STATED GOAL >>
From the entries below, filter out and copy each line that contains the string "Calculation".

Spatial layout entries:
________________________________________

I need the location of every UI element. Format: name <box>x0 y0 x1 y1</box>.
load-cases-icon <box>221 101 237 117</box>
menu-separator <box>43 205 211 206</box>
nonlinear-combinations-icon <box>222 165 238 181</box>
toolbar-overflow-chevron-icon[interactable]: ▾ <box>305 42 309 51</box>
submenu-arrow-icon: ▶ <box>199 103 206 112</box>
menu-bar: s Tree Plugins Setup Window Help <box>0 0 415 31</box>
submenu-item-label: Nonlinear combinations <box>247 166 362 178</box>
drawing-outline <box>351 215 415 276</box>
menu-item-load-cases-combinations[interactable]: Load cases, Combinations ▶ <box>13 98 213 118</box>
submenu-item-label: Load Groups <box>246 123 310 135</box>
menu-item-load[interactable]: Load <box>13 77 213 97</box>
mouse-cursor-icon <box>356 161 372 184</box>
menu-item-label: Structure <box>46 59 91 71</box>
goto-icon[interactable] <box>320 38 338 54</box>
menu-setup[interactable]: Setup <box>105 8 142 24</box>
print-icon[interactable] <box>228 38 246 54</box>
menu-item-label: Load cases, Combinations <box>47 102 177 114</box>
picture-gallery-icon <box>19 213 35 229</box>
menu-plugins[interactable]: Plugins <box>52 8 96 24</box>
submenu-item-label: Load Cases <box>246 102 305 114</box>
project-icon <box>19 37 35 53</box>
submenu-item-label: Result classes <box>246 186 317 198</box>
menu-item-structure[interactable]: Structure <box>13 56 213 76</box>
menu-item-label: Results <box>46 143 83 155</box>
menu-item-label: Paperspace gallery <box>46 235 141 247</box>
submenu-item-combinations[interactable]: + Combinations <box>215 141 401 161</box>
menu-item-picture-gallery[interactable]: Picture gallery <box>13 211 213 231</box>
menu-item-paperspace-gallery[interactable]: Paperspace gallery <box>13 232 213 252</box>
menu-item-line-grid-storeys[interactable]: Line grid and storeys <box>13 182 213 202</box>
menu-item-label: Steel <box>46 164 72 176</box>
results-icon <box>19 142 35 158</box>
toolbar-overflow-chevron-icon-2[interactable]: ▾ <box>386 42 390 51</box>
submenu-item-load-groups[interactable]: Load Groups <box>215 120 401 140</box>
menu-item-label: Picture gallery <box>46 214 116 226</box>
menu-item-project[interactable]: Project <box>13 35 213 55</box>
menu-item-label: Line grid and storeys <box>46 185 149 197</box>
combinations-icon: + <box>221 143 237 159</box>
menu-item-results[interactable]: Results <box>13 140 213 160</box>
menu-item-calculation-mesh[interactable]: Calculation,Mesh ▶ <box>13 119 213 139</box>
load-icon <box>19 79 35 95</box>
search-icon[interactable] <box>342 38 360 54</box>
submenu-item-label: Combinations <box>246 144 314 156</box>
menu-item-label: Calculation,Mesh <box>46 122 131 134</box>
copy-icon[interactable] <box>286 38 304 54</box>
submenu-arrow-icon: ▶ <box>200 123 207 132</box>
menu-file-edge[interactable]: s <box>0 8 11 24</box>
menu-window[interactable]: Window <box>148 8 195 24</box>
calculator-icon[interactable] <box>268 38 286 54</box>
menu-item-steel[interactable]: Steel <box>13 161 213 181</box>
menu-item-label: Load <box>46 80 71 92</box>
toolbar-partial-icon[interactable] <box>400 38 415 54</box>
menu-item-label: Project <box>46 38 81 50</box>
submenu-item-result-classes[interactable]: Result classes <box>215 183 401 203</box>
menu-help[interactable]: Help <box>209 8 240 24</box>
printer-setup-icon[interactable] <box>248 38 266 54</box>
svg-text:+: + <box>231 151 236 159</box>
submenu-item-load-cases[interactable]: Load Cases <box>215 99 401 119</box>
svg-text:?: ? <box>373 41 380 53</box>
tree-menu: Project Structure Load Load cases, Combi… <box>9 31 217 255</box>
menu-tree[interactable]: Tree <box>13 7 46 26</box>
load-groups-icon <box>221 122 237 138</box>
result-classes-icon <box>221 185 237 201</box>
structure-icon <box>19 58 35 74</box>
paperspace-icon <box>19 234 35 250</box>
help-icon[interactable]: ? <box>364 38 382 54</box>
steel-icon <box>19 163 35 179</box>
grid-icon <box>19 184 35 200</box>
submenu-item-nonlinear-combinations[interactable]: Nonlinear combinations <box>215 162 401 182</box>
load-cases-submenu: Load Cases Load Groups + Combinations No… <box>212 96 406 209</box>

________________________________________

ANSWER TO THE EXERCISE >>
menu-item-calculation-mesh[interactable]: Calculation,Mesh ▶ <box>13 119 213 139</box>
menu-item-label: Calculation,Mesh <box>46 122 131 134</box>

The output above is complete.